[Records from a collection of figures]
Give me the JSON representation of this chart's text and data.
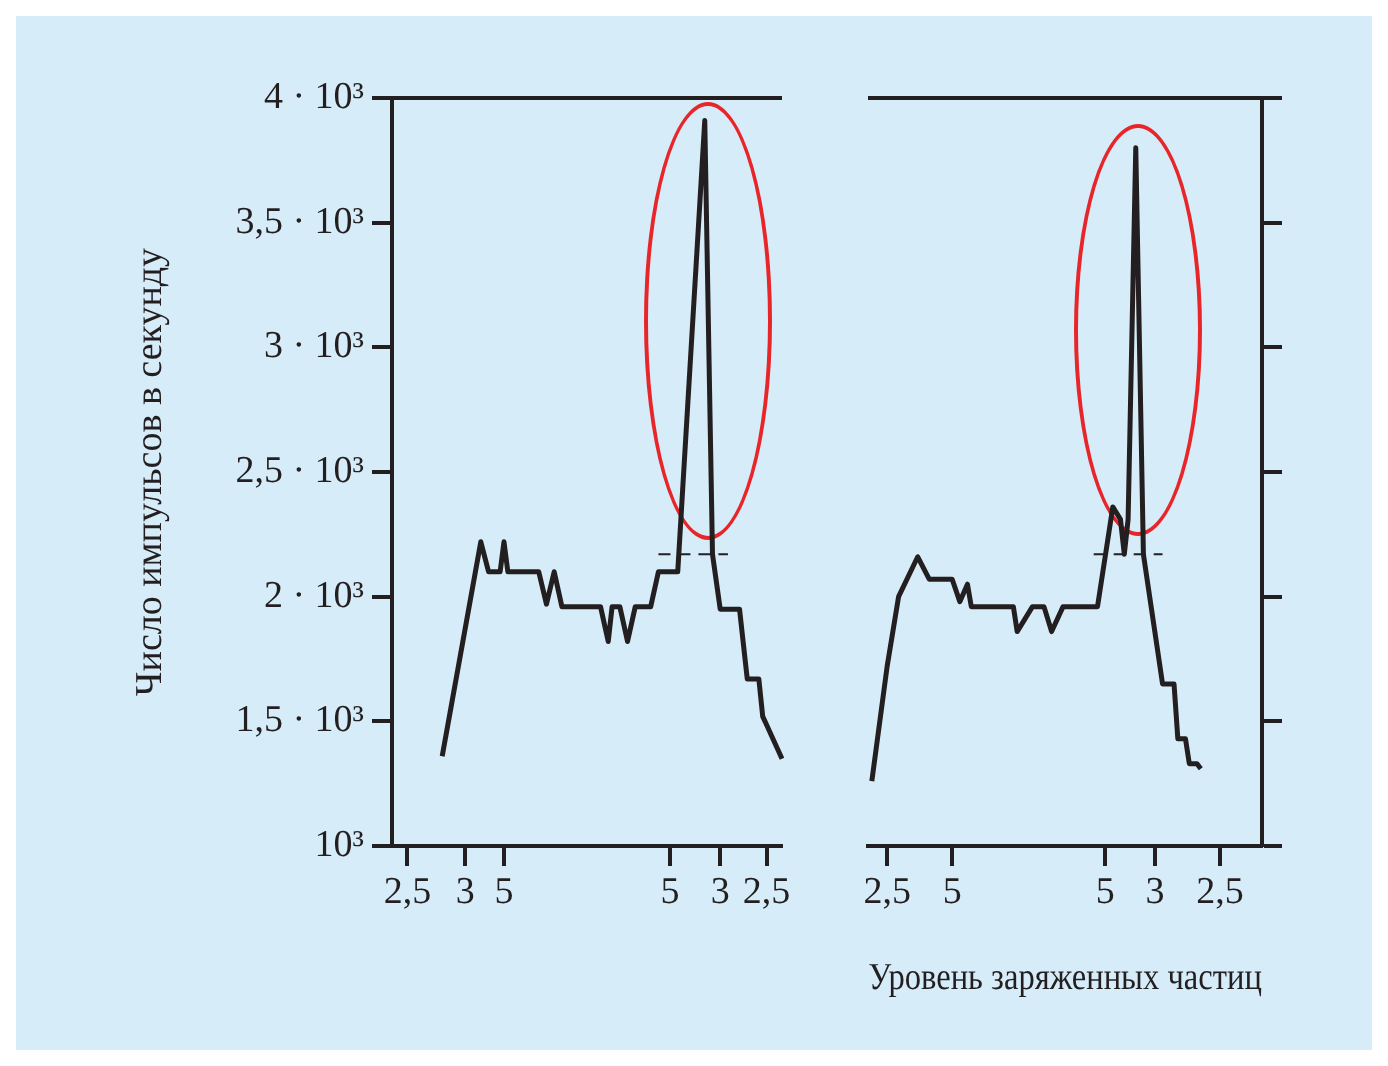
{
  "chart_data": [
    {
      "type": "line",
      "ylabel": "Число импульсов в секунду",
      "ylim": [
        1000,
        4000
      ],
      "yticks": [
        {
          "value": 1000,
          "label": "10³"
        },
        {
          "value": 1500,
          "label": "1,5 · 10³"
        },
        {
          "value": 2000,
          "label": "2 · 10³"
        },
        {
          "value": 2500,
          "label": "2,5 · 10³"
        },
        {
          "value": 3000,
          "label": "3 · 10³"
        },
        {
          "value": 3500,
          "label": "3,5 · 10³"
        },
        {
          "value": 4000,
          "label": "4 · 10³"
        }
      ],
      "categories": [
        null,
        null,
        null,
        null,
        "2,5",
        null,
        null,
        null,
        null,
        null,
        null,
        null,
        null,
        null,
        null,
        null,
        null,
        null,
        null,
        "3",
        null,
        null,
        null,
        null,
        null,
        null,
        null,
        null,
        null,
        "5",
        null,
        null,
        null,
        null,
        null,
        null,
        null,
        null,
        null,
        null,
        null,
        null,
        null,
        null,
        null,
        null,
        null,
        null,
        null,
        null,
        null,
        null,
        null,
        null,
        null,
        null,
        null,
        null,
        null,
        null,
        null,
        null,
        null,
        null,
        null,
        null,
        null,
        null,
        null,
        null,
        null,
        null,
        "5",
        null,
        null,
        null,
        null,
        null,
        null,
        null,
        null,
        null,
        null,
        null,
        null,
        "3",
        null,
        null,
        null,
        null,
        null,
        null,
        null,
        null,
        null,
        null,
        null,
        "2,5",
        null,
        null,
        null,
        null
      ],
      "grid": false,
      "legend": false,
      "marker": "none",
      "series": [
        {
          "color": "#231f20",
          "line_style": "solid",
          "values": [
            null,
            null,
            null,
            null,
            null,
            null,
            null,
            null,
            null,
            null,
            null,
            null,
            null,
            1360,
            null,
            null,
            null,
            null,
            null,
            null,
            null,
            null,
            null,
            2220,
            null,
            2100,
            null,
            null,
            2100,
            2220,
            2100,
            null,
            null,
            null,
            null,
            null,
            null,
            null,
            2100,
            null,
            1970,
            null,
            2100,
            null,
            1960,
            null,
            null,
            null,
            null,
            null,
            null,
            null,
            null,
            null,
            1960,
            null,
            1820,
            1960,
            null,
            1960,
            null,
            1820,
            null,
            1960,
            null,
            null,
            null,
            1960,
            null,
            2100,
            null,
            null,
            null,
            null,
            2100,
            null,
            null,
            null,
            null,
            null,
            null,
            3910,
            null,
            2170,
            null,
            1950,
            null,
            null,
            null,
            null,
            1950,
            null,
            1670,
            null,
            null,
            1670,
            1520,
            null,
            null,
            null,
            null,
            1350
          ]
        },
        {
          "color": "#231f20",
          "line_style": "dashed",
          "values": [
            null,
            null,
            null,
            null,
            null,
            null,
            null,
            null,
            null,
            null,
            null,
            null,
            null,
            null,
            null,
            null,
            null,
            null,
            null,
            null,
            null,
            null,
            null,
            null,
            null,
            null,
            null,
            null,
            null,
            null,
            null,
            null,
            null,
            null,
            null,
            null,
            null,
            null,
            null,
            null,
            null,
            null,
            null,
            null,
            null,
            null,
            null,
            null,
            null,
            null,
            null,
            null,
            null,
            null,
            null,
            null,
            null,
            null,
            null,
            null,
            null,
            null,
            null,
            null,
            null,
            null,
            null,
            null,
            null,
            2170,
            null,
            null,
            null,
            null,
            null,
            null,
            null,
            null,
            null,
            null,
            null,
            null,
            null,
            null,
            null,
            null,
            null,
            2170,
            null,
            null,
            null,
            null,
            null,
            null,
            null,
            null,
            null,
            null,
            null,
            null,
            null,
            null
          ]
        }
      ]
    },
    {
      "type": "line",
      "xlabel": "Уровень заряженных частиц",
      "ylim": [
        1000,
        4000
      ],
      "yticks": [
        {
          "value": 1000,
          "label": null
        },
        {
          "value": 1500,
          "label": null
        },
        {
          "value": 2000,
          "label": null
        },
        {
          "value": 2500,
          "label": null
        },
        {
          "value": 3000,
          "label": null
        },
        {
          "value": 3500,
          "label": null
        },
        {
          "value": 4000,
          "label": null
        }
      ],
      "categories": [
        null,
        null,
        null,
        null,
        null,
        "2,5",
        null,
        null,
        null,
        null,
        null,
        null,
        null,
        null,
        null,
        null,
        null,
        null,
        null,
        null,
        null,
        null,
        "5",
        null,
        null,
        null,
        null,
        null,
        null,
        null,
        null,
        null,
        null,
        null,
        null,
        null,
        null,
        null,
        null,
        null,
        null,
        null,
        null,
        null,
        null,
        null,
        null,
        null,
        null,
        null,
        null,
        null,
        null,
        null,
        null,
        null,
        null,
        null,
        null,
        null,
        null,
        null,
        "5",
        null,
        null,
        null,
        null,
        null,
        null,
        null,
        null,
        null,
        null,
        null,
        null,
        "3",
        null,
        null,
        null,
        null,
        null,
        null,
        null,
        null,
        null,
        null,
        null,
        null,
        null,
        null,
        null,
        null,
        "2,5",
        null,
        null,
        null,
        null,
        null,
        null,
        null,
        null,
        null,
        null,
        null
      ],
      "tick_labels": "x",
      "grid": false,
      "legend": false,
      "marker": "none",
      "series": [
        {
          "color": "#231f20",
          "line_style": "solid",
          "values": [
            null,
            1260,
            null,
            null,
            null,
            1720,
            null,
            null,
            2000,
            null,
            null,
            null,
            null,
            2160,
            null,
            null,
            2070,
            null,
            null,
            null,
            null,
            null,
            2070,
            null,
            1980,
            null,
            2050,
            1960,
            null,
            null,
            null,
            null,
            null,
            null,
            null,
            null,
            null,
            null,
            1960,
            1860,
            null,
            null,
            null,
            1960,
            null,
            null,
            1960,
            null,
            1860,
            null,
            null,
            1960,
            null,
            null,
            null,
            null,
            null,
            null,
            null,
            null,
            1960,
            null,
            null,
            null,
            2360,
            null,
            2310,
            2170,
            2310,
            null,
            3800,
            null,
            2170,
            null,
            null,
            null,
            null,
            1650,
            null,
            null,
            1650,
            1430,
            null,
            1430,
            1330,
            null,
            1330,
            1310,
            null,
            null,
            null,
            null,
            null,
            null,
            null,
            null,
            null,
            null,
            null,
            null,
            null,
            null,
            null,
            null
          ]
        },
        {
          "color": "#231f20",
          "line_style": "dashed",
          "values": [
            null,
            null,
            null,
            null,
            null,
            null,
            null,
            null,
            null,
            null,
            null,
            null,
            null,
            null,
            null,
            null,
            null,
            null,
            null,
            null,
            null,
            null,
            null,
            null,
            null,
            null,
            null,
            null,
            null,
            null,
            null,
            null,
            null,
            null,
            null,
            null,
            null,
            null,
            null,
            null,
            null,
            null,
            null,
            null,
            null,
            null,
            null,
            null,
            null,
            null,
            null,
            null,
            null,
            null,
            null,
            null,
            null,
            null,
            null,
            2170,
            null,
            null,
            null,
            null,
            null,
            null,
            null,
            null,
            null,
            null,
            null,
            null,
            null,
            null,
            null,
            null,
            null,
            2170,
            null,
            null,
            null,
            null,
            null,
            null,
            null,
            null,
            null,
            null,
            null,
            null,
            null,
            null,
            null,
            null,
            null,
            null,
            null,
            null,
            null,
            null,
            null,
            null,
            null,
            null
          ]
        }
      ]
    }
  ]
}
==
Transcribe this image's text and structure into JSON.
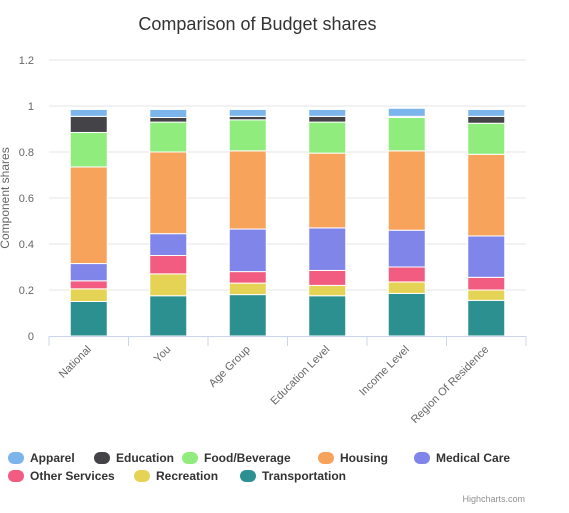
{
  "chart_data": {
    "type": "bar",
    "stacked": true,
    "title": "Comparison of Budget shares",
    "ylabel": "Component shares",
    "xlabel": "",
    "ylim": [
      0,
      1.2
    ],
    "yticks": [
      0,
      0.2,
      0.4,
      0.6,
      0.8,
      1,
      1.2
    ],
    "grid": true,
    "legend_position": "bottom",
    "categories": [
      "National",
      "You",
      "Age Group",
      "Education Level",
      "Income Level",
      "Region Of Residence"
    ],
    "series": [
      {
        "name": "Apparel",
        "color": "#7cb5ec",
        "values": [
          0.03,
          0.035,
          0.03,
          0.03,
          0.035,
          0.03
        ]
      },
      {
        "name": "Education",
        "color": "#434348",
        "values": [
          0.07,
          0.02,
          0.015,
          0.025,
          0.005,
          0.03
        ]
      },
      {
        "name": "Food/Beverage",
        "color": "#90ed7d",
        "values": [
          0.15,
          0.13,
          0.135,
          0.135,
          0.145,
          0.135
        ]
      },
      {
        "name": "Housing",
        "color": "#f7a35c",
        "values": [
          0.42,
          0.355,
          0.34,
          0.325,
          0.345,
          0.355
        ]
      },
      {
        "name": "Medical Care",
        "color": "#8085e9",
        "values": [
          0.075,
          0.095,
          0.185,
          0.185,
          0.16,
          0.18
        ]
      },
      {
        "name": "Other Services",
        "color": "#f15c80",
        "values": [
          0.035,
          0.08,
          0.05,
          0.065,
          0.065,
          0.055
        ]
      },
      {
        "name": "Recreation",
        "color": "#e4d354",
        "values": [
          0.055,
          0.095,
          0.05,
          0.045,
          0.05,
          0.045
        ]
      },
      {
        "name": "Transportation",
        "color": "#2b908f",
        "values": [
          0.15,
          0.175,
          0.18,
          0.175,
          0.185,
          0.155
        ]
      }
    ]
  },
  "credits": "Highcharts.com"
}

### THE PROBLEM
Search the listing above for the string "shares". Copy every line that contains it.

### FINAL ANSWER
    "title": "Comparison of Budget shares",
    "ylabel": "Component shares",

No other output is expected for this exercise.